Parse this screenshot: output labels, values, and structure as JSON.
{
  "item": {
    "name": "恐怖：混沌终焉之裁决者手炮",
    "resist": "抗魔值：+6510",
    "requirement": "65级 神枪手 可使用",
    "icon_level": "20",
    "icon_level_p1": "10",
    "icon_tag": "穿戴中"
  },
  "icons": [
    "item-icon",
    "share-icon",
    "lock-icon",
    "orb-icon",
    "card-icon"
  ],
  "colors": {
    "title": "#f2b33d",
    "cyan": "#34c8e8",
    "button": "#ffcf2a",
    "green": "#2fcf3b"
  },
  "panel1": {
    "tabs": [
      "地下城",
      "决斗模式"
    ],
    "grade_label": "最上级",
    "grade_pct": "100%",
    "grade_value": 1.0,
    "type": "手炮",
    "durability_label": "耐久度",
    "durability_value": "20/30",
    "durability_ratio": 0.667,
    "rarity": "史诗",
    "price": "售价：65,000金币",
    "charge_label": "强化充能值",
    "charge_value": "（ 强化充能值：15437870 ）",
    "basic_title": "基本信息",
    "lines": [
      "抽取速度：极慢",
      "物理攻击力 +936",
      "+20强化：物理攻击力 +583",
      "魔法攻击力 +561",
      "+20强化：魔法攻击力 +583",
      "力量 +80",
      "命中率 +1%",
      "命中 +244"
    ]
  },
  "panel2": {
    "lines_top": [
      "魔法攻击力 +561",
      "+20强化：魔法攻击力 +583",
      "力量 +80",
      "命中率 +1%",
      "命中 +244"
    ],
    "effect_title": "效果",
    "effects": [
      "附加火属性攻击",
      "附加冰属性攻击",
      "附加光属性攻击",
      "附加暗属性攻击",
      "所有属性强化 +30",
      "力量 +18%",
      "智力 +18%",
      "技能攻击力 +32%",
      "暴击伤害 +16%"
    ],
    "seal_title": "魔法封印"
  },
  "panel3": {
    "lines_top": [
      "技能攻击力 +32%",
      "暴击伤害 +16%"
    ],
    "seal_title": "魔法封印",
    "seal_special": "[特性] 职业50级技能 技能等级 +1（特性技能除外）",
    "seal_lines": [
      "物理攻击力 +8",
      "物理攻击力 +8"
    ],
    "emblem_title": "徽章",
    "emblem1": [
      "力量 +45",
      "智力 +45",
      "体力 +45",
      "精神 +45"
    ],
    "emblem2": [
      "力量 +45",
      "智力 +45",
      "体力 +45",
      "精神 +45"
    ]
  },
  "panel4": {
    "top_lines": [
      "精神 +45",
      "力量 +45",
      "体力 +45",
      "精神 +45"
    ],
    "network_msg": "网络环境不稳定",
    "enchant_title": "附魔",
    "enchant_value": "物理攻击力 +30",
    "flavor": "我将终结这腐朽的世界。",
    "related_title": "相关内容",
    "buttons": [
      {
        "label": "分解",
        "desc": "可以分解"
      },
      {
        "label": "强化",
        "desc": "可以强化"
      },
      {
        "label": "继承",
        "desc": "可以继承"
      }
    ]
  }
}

= = = = = = =

What you are asked to do:
Copy all the records above exactly, missing none.

Solution to this problem:
Parse this screenshot: output labels, values, and structure as JSON.
{
  "item": {
    "name": "恐怖：混沌终焉之裁决者手炮",
    "resist": "抗魔值：+6510",
    "requirement": "65级 神枪手 可使用",
    "icon_level": "20",
    "icon_level_p1": "10",
    "icon_tag": "穿戴中"
  },
  "icons": [
    "item-icon",
    "share-icon",
    "lock-icon",
    "orb-icon",
    "card-icon"
  ],
  "colors": {
    "title": "#f2b33d",
    "cyan": "#34c8e8",
    "button": "#ffcf2a",
    "green": "#2fcf3b"
  },
  "panel1": {
    "tabs": [
      "地下城",
      "决斗模式"
    ],
    "grade_label": "最上级",
    "grade_pct": "100%",
    "grade_value": 1.0,
    "type": "手炮",
    "durability_label": "耐久度",
    "durability_value": "20/30",
    "durability_ratio": 0.667,
    "rarity": "史诗",
    "price": "售价：65,000金币",
    "charge_label": "强化充能值",
    "charge_value": "（ 强化充能值：15437870 ）",
    "basic_title": "基本信息",
    "lines": [
      "抽取速度：极慢",
      "物理攻击力 +936",
      "+20强化：物理攻击力 +583",
      "魔法攻击力 +561",
      "+20强化：魔法攻击力 +583",
      "力量 +80",
      "命中率 +1%",
      "命中 +244"
    ]
  },
  "panel2": {
    "lines_top": [
      "魔法攻击力 +561",
      "+20强化：魔法攻击力 +583",
      "力量 +80",
      "命中率 +1%",
      "命中 +244"
    ],
    "effect_title": "效果",
    "effects": [
      "附加火属性攻击",
      "附加冰属性攻击",
      "附加光属性攻击",
      "附加暗属性攻击",
      "所有属性强化 +30",
      "力量 +18%",
      "智力 +18%",
      "技能攻击力 +32%",
      "暴击伤害 +16%"
    ],
    "seal_title": "魔法封印"
  },
  "panel3": {
    "lines_top": [
      "技能攻击力 +32%",
      "暴击伤害 +16%"
    ],
    "seal_title": "魔法封印",
    "seal_special": "[特性] 职业50级技能 技能等级 +1（特性技能除外）",
    "seal_lines": [
      "物理攻击力 +8",
      "物理攻击力 +8"
    ],
    "emblem_title": "徽章",
    "emblem1": [
      "力量 +45",
      "智力 +45",
      "体力 +45",
      "精神 +45"
    ],
    "emblem2": [
      "力量 +45",
      "智力 +45",
      "体力 +45",
      "精神 +45"
    ]
  },
  "panel4": {
    "top_lines": [
      "精神 +45",
      "力量 +45",
      "体力 +45",
      "精神 +45"
    ],
    "network_msg": "网络环境不稳定",
    "enchant_title": "附魔",
    "enchant_value": "物理攻击力 +30",
    "flavor": "我将终结这腐朽的世界。",
    "related_title": "相关内容",
    "buttons": [
      {
        "label": "分解",
        "desc": "可以分解"
      },
      {
        "label": "强化",
        "desc": "可以强化"
      },
      {
        "label": "继承",
        "desc": "可以继承"
      }
    ]
  }
}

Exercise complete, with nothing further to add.